[Aim] Search the data below for "lançait"; list each line that holds it.

[Data for this task]
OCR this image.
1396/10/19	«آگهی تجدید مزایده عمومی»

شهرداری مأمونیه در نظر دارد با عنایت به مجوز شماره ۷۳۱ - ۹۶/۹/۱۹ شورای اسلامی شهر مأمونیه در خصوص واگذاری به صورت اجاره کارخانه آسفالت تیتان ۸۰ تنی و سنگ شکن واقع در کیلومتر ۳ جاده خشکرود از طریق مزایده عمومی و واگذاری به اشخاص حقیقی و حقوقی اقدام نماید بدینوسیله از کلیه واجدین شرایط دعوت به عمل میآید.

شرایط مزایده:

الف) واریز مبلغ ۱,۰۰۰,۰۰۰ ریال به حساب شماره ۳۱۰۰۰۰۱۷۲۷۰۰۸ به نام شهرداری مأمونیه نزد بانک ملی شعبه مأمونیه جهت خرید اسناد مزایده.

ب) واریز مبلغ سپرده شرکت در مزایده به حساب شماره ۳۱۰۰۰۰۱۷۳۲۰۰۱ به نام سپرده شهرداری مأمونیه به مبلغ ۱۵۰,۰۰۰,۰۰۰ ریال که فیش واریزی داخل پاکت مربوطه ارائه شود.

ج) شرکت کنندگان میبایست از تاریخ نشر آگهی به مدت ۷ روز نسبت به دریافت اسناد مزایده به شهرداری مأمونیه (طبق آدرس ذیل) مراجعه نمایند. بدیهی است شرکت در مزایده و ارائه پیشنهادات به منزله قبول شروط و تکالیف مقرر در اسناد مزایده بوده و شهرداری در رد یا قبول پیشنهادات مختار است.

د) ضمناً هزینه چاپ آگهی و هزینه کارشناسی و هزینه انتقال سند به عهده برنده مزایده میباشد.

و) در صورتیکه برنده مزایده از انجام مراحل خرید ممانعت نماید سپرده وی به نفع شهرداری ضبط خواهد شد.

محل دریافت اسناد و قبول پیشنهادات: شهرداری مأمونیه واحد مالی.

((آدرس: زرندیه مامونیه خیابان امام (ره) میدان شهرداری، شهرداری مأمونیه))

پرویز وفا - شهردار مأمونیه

...

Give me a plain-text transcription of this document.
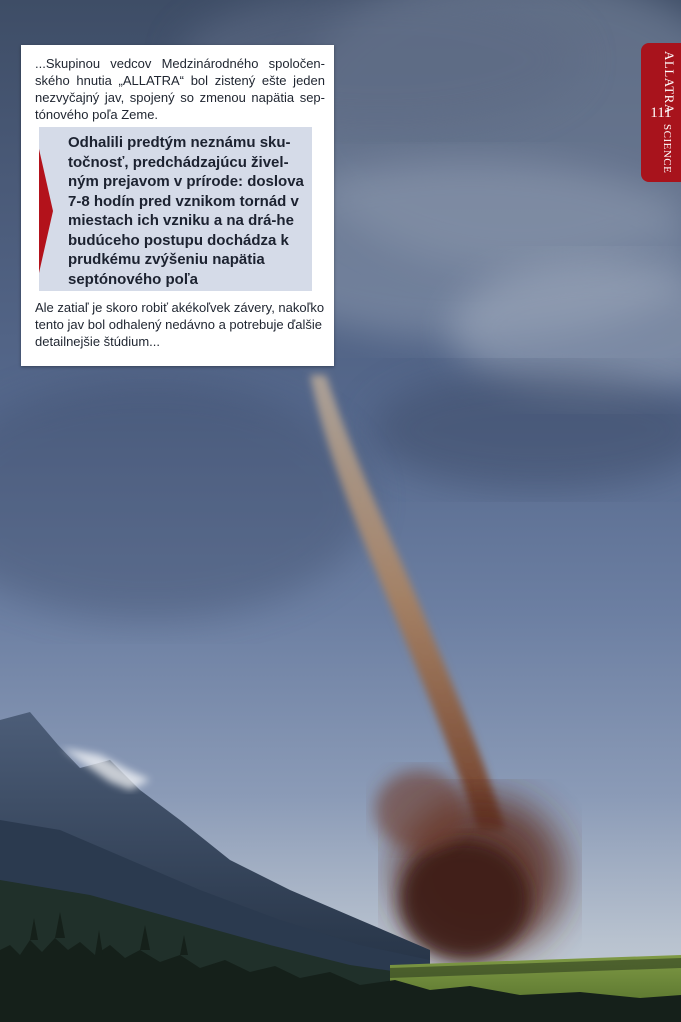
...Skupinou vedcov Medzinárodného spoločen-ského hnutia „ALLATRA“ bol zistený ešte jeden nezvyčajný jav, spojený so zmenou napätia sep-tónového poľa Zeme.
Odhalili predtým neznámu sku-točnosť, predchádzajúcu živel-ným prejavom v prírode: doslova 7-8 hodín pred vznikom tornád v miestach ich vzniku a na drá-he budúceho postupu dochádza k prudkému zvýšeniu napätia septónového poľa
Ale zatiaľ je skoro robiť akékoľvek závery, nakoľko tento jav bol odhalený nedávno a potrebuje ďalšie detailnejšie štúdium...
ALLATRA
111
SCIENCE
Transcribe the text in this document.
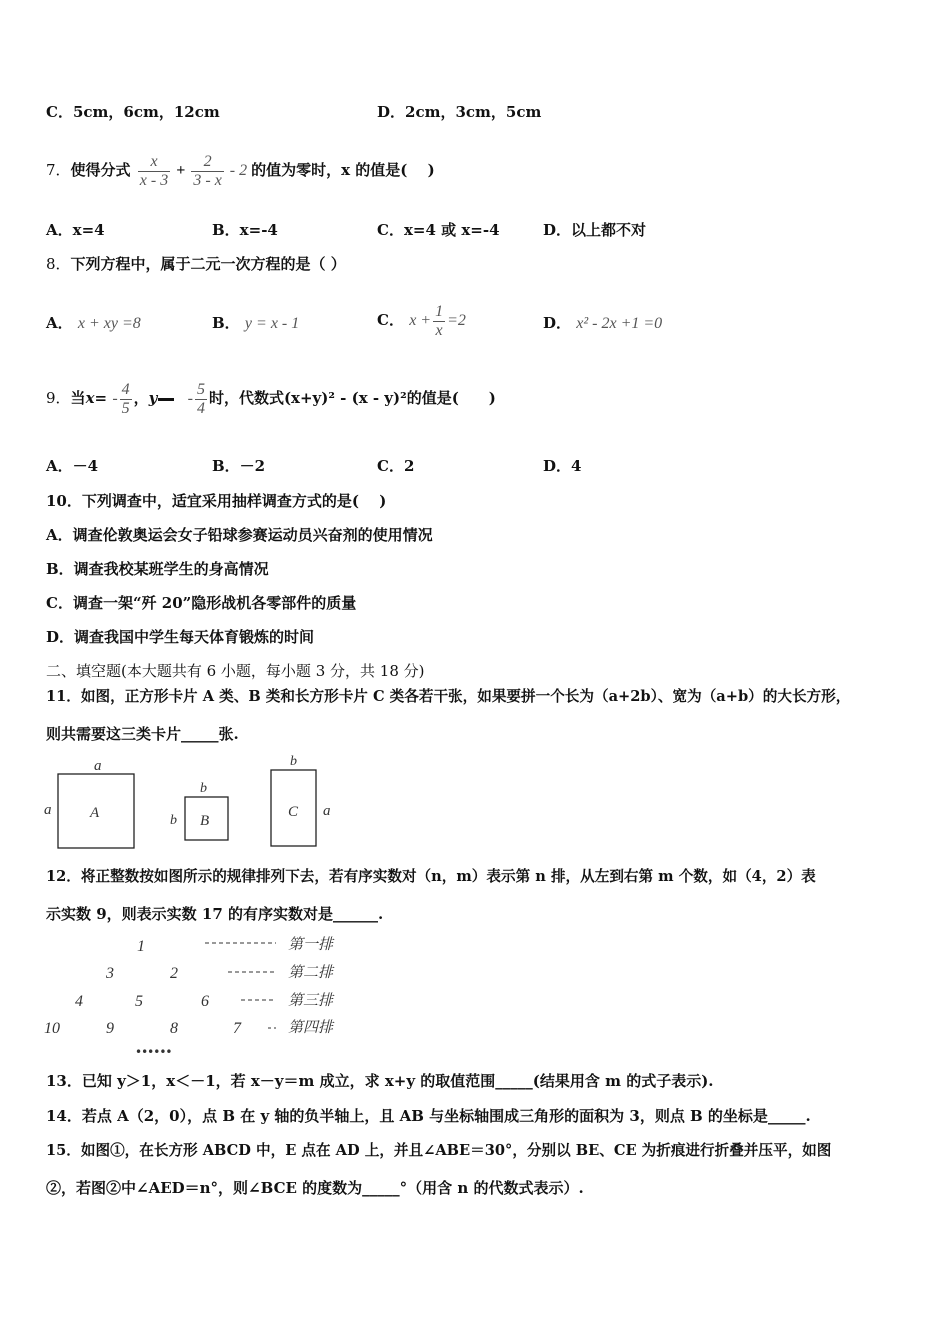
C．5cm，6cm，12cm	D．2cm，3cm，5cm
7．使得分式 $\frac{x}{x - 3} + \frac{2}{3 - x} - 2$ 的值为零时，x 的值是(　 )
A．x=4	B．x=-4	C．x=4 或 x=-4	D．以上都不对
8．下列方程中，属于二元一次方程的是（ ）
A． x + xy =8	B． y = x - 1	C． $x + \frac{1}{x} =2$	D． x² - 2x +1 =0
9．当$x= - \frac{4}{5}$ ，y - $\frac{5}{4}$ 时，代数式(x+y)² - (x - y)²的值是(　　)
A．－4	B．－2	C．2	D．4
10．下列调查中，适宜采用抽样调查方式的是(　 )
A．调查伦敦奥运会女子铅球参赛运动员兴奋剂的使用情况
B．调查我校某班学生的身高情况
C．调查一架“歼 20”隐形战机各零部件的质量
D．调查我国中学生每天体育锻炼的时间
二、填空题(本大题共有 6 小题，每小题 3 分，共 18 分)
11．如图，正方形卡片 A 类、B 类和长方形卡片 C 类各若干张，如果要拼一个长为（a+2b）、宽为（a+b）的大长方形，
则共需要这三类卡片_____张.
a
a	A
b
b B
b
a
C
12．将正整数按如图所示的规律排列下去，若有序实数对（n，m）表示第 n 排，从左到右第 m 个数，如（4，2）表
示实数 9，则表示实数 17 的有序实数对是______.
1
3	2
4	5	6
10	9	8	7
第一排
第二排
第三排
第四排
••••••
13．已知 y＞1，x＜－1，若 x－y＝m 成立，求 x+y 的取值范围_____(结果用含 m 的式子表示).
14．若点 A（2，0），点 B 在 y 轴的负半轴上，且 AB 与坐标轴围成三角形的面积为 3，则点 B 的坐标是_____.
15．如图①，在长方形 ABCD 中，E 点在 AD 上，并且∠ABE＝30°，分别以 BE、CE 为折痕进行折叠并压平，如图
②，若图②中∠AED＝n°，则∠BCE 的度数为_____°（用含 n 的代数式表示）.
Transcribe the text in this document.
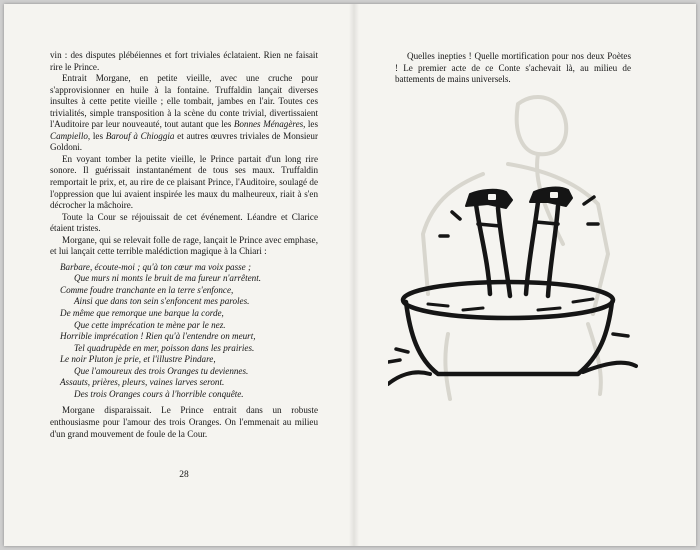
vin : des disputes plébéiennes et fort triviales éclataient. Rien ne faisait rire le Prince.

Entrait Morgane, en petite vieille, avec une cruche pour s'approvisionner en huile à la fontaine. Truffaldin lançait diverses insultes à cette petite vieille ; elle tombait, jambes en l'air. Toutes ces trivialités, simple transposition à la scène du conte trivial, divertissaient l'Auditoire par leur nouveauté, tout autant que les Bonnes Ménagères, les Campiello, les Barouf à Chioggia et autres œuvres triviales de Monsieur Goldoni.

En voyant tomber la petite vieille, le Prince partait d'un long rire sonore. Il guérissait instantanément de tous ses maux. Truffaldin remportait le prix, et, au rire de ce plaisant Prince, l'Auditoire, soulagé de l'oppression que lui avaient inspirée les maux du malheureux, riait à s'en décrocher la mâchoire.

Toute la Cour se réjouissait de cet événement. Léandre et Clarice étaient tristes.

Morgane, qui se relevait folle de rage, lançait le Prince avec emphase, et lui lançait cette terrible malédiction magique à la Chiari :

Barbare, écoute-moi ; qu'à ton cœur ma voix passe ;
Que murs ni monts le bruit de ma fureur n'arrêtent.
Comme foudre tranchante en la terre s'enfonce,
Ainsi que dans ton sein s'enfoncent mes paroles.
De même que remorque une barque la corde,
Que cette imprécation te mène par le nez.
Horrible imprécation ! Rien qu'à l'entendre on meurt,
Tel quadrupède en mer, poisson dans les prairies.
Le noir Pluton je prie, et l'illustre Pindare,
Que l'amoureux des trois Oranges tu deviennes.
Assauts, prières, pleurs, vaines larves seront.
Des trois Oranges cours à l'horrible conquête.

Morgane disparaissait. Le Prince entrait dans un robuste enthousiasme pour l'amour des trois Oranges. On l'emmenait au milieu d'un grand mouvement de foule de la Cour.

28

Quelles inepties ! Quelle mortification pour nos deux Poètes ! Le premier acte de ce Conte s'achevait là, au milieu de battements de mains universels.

[Written answer]
Entrait Morgane, en petite vieille, avec une cruche pour s'approvisionner en huile à la fontaine. Truffaldin lançait diverses insultes à cette petite vieille ; elle tombait, jambes en l'air. Toutes ces trivialités, simple transposition à la scène du conte trivial, divertissaient l'Auditoire par leur nouveauté, tout autant que les Bonnes Ménagères, les Campiello, les Barouf à Chioggia et autres œuvres triviales de Monsieur Goldoni.
Morgane, qui se relevait folle de rage, lançait le Prince avec emphase, et lui lançait cette terrible malédiction magique à la Chiari :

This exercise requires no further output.